Show, in full, each line of the data that contains "растягивания".
# RAW RECORDS start
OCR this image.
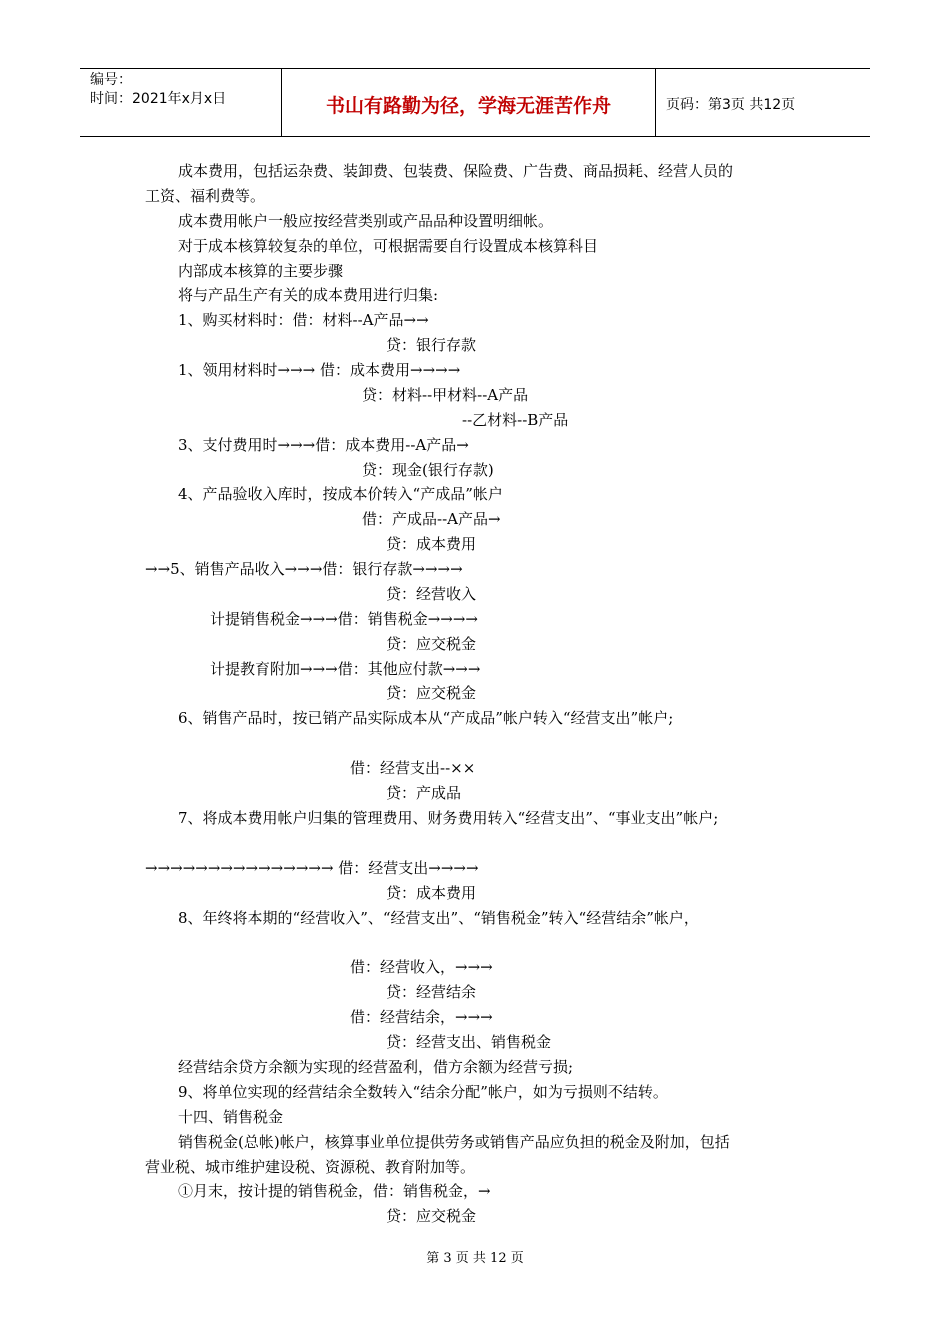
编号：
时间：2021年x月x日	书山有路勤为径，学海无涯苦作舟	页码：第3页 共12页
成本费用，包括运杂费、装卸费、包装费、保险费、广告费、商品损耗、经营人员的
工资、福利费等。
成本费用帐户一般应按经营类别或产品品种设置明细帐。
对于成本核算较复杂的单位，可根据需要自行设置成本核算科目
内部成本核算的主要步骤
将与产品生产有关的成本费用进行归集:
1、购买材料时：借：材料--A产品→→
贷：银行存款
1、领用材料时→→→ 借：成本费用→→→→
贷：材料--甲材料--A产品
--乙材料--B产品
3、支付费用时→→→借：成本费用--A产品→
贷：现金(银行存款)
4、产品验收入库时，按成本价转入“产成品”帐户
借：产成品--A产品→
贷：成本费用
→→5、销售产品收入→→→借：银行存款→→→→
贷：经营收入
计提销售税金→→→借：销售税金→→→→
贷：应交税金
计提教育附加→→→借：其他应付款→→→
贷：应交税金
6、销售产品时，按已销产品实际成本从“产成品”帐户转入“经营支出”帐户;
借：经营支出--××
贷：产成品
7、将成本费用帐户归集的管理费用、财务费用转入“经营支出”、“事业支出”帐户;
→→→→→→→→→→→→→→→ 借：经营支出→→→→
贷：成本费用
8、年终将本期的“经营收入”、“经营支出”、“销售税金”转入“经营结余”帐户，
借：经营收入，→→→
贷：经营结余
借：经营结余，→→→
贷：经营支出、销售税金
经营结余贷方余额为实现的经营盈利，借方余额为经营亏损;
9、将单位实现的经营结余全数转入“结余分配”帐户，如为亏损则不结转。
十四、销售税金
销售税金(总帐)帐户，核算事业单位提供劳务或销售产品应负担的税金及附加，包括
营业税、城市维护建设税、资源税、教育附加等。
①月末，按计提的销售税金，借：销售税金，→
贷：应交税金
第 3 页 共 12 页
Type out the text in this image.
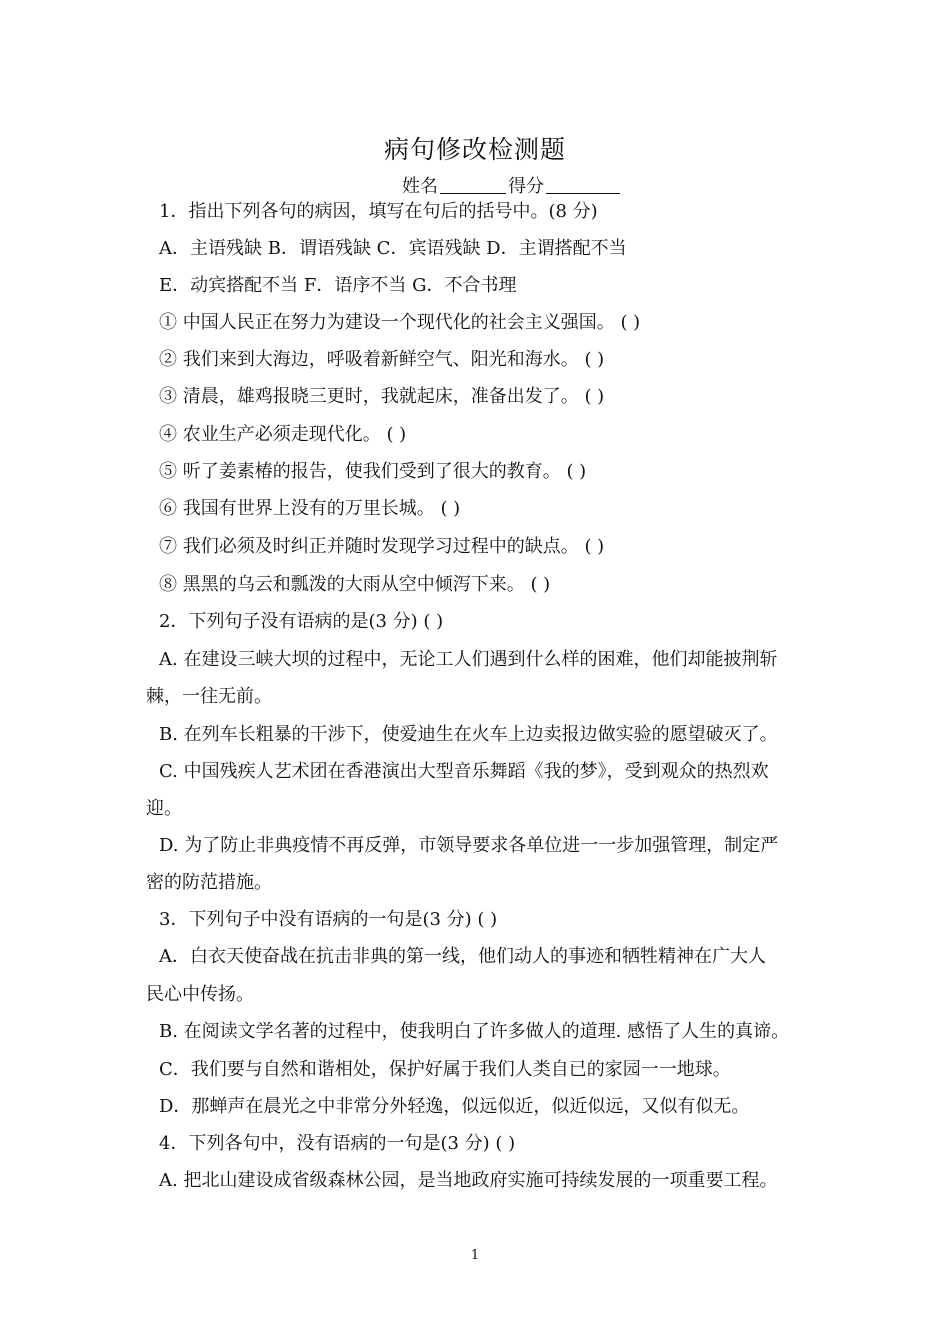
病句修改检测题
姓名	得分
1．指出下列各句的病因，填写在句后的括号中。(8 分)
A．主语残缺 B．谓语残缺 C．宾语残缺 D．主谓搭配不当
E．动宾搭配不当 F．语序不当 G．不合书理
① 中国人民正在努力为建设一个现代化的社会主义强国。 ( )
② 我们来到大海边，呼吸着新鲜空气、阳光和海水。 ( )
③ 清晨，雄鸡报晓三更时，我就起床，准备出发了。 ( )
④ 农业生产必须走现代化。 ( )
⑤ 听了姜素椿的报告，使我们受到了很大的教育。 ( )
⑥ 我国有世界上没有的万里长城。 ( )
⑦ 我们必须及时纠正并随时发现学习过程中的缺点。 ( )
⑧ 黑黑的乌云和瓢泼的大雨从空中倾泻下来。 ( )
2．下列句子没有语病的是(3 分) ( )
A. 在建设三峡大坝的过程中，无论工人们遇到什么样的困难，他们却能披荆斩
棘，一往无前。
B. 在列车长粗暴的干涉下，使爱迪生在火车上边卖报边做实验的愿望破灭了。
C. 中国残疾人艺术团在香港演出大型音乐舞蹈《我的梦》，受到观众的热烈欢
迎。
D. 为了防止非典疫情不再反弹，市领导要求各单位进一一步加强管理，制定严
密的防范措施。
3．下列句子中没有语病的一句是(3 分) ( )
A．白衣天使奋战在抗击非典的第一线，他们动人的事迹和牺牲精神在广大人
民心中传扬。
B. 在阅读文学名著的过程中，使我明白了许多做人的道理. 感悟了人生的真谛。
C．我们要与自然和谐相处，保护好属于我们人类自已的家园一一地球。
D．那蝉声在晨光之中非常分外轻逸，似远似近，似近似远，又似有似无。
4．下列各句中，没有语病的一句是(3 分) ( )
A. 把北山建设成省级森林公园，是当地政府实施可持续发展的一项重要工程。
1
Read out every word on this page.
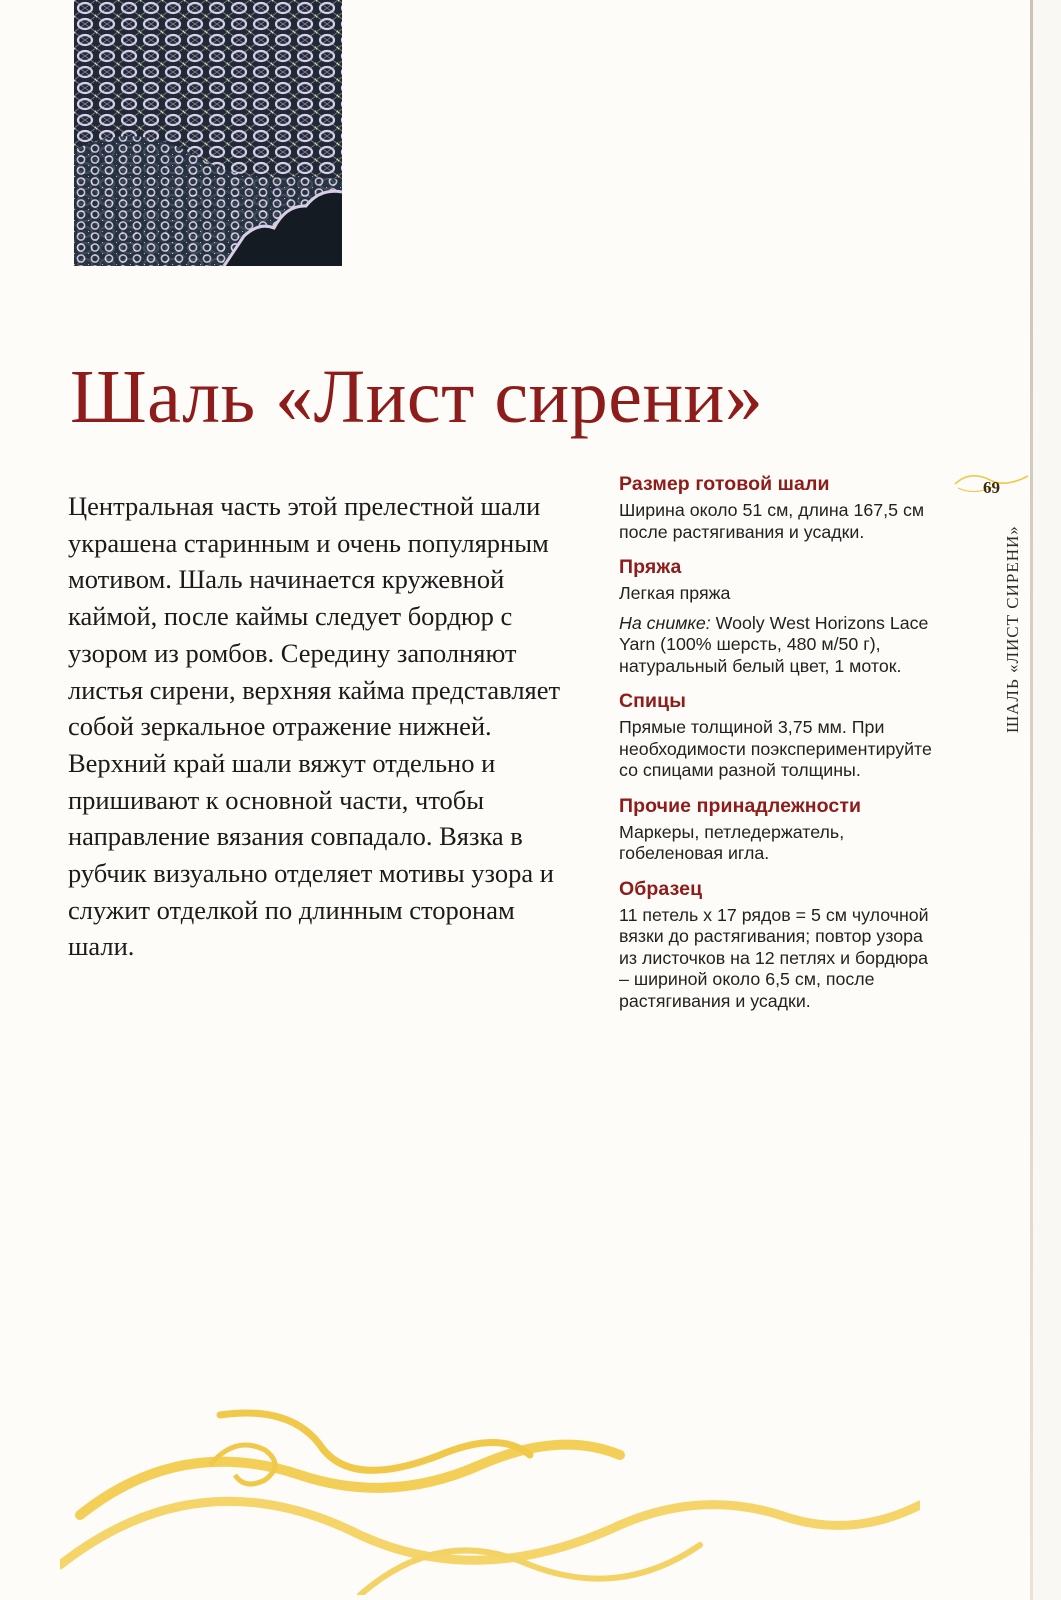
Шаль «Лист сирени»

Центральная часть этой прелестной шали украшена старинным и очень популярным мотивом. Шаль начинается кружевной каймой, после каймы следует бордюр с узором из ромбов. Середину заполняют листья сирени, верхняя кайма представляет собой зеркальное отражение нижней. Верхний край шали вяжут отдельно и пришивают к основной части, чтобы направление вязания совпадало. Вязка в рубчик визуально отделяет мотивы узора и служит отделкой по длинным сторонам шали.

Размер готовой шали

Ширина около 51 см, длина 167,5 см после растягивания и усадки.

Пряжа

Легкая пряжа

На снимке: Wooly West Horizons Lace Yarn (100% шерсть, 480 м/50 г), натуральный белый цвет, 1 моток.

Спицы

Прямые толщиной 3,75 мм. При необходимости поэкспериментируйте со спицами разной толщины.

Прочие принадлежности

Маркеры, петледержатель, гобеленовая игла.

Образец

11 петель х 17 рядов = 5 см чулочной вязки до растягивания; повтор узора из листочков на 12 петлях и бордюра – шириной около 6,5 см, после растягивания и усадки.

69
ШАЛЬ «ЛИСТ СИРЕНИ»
# RAW RECORDS end
SOLUTION FOR THIS EXERCISE »
Ширина около 51 см, длина 167,5 см после растягивания и усадки.
11 петель х 17 рядов = 5 см чулочной вязки до растягивания; повтор узора из листочков на 12 петлях и бордюра – шириной около 6,5 см, после растягивания и усадки.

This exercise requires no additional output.